> [WHAT THIS TASK INVOLVES]:
Give the number of lines in the listing that hold the word "صاحب". Write nothing but that number.

'''

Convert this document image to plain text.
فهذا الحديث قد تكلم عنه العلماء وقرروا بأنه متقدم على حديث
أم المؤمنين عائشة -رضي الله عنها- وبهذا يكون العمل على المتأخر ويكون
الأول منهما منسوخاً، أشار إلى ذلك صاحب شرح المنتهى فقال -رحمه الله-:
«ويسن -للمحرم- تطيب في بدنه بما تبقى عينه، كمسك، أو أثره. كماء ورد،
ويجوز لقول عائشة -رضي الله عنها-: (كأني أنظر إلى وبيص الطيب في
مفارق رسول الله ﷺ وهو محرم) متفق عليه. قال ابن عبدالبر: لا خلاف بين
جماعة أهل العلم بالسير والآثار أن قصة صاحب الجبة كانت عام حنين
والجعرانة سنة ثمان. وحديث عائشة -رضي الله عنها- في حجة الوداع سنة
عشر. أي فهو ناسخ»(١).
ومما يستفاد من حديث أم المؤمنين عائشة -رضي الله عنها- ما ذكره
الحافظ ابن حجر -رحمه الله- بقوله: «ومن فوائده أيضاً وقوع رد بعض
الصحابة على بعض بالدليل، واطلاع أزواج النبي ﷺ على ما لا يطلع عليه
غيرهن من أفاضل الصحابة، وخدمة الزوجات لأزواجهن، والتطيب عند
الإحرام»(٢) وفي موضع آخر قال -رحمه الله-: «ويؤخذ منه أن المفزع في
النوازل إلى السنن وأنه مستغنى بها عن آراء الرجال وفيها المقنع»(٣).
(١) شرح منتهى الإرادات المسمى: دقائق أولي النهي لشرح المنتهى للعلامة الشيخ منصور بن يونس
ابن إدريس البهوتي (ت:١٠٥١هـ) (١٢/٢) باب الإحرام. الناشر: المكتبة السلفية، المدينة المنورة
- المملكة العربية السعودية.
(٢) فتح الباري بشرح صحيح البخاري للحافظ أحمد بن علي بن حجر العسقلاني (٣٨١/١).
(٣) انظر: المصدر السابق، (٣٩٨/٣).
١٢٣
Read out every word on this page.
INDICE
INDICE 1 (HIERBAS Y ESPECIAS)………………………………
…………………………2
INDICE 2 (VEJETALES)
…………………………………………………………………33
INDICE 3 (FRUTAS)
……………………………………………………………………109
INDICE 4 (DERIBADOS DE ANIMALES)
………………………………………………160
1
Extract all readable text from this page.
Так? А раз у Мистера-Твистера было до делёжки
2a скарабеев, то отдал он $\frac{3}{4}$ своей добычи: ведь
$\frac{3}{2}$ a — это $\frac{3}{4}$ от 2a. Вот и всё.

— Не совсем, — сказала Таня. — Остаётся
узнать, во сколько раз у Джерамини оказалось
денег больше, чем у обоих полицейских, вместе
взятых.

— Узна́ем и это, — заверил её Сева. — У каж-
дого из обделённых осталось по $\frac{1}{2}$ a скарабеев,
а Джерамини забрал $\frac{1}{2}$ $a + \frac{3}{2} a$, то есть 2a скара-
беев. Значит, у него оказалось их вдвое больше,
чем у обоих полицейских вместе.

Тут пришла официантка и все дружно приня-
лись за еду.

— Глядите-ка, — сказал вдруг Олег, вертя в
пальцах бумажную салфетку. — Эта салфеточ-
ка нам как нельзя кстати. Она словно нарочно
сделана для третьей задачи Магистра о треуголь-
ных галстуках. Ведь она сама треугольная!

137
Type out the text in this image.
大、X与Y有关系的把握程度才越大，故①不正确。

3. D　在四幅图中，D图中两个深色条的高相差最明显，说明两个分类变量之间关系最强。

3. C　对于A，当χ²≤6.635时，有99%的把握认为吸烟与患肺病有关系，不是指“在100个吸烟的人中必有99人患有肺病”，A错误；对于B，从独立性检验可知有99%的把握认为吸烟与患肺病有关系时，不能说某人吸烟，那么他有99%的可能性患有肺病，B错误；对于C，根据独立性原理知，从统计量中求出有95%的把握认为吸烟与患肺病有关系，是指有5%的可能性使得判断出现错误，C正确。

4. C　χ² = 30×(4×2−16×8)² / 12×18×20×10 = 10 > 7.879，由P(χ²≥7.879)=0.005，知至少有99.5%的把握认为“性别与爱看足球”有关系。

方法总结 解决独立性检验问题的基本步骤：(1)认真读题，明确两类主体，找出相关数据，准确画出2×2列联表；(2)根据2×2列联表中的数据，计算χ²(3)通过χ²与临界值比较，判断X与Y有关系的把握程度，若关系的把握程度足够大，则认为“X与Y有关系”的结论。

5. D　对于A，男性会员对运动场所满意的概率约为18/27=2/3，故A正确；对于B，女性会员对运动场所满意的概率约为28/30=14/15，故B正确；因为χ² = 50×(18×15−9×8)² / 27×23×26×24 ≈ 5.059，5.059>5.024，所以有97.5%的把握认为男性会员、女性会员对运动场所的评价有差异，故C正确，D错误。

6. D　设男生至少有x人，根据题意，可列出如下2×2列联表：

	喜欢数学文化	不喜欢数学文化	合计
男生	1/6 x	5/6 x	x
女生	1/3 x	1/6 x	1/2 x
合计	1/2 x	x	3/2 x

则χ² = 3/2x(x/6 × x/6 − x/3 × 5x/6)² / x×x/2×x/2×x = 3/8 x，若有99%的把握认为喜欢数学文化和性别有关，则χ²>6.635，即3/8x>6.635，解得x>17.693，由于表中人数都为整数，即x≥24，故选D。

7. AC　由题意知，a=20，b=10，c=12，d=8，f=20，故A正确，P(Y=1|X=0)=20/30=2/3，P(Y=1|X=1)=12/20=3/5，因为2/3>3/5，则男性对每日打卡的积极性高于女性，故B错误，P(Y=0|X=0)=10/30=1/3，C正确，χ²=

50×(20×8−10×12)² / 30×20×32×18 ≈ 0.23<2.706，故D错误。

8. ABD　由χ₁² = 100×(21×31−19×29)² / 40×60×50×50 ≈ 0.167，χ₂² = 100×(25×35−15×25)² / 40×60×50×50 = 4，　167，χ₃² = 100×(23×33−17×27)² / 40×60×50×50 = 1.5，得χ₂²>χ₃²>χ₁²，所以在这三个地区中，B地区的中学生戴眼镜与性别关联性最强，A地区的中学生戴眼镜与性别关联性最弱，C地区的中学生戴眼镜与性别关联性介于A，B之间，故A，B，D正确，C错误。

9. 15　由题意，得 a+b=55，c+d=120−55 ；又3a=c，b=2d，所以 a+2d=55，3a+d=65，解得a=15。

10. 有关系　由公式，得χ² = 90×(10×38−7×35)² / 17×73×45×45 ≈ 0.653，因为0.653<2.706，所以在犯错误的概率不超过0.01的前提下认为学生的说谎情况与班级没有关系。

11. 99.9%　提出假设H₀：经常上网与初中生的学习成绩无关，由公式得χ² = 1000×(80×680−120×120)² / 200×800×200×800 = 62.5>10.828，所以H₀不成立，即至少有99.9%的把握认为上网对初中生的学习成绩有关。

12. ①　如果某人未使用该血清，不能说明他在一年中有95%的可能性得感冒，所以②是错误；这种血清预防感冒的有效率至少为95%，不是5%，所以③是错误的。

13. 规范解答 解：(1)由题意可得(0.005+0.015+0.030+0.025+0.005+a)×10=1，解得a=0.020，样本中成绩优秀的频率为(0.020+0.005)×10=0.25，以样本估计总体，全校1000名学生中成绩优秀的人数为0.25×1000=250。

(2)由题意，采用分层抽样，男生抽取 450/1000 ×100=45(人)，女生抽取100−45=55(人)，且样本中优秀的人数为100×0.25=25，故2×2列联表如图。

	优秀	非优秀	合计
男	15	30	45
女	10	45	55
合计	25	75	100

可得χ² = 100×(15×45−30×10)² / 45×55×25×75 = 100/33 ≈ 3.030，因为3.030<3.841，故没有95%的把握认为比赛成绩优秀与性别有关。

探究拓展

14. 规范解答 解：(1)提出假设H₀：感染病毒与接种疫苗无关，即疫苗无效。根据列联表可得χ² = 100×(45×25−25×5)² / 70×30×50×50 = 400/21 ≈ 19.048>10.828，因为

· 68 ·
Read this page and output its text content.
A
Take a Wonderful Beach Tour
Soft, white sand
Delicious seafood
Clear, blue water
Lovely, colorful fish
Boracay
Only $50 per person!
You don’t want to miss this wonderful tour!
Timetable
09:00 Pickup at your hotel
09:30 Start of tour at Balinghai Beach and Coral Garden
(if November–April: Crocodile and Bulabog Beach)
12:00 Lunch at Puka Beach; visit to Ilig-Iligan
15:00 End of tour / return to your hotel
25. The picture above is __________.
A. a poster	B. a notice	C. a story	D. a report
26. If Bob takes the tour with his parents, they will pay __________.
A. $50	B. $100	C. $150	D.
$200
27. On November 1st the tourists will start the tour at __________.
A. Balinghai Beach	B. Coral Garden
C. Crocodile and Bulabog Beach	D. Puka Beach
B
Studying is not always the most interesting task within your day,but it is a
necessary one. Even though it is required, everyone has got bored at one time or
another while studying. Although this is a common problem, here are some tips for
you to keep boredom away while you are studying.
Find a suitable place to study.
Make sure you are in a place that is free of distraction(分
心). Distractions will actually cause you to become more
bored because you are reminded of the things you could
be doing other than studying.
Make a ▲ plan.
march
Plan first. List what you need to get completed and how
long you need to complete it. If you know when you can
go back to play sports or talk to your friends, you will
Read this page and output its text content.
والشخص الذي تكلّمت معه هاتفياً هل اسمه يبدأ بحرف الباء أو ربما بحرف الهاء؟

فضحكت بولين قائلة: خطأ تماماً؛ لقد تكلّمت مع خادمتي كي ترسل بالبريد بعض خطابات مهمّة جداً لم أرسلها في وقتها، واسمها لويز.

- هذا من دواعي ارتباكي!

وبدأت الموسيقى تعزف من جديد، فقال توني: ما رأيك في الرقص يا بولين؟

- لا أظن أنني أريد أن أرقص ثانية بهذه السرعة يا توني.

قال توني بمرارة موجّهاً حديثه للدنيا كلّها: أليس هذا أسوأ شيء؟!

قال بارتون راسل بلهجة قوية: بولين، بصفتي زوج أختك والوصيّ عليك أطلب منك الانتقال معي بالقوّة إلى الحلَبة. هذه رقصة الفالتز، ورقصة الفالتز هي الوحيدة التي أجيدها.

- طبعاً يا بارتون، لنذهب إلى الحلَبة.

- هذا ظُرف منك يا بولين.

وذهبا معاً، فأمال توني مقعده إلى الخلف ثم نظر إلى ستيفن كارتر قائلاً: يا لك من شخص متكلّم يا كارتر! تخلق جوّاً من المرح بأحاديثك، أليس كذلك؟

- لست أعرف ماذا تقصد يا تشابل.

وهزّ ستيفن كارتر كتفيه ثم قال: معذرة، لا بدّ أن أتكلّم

'''

> [EXPECTED ANSWER]:
2